**DATA IN THIS EXERCISE:**

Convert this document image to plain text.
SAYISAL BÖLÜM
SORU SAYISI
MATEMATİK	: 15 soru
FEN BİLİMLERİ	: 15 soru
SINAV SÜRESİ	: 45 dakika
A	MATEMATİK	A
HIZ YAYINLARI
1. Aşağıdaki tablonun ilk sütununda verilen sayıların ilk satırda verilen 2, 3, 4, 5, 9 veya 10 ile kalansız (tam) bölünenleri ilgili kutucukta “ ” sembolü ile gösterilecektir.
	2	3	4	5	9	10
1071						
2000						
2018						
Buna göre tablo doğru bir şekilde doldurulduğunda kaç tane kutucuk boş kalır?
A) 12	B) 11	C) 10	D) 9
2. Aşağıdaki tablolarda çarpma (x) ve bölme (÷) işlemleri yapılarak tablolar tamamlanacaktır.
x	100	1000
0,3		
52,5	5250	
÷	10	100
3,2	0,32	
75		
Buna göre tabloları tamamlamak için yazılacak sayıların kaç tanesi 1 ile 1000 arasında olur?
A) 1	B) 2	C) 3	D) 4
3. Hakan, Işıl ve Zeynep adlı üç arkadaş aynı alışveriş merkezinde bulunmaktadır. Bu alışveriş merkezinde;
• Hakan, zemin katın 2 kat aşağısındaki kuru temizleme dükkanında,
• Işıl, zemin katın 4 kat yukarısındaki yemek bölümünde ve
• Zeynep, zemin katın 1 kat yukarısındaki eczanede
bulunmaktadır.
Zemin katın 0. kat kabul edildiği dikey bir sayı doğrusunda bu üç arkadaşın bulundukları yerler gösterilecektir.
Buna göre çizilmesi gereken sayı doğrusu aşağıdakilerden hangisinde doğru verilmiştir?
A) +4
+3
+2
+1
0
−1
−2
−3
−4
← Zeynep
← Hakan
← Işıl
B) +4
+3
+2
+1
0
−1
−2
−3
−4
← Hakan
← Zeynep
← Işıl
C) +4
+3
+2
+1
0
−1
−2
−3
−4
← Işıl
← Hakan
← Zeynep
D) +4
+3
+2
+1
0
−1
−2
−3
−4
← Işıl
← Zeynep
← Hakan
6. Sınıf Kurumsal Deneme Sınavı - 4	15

**JOB:** Return the whole listing exactly.

**RESPONSE TO THIS EXERCISE:**
Convert this document image to plain text.
SAYISAL BÖLÜM
SORU SAYISI
MATEMATİK	: 15 soru
FEN BİLİMLERİ	: 15 soru
SINAV SÜRESİ	: 45 dakika
A	MATEMATİK	A
HIZ YAYINLARI
1. Aşağıdaki tablonun ilk sütununda verilen sayıların ilk satırda verilen 2, 3, 4, 5, 9 veya 10 ile kalansız (tam) bölünenleri ilgili kutucukta “ ” sembolü ile gösterilecektir.
	2	3	4	5	9	10
1071						
2000						
2018						
Buna göre tablo doğru bir şekilde doldurulduğunda kaç tane kutucuk boş kalır?
A) 12	B) 11	C) 10	D) 9
2. Aşağıdaki tablolarda çarpma (x) ve bölme (÷) işlemleri yapılarak tablolar tamamlanacaktır.
x	100	1000
0,3		
52,5	5250	
÷	10	100
3,2	0,32	
75		
Buna göre tabloları tamamlamak için yazılacak sayıların kaç tanesi 1 ile 1000 arasında olur?
A) 1	B) 2	C) 3	D) 4
3. Hakan, Işıl ve Zeynep adlı üç arkadaş aynı alışveriş merkezinde bulunmaktadır. Bu alışveriş merkezinde;
• Hakan, zemin katın 2 kat aşağısındaki kuru temizleme dükkanında,
• Işıl, zemin katın 4 kat yukarısındaki yemek bölümünde ve
• Zeynep, zemin katın 1 kat yukarısındaki eczanede
bulunmaktadır.
Zemin katın 0. kat kabul edildiği dikey bir sayı doğrusunda bu üç arkadaşın bulundukları yerler gösterilecektir.
Buna göre çizilmesi gereken sayı doğrusu aşağıdakilerden hangisinde doğru verilmiştir?
A) +4
+3
+2
+1
0
−1
−2
−3
−4
← Zeynep
← Hakan
← Işıl
B) +4
+3
+2
+1
0
−1
−2
−3
−4
← Hakan
← Zeynep
← Işıl
C) +4
+3
+2
+1
0
−1
−2
−3
−4
← Işıl
← Hakan
← Zeynep
D) +4
+3
+2
+1
0
−1
−2
−3
−4
← Işıl
← Zeynep
← Hakan
6. Sınıf Kurumsal Deneme Sınavı - 4	15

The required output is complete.